Items from a data source:
= = = = = = =

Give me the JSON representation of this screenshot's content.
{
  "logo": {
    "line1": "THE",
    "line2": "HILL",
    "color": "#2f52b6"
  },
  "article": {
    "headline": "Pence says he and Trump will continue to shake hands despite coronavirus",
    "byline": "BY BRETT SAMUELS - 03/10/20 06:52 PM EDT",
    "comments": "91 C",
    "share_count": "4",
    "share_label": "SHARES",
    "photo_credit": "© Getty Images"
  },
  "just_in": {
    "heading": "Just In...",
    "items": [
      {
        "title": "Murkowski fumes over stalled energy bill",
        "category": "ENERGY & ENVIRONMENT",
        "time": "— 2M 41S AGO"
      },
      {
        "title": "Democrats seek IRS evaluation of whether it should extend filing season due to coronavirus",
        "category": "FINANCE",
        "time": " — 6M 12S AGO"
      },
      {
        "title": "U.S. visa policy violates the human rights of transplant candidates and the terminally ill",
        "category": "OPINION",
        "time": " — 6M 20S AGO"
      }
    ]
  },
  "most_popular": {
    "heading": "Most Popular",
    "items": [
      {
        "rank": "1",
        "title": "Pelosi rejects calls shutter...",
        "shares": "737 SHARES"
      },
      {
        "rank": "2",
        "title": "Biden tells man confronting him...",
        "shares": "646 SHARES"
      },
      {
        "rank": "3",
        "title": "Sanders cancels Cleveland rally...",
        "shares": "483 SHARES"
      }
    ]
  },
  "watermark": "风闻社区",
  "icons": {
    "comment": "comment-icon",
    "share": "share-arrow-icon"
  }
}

= = = = = = =

- Instructions to follow: I need each line of the entries that holds the string "category" located and copied.

- Your solution:
        "category": "ENERGY & ENVIRONMENT",
        "category": "FINANCE",
        "category": "OPINION",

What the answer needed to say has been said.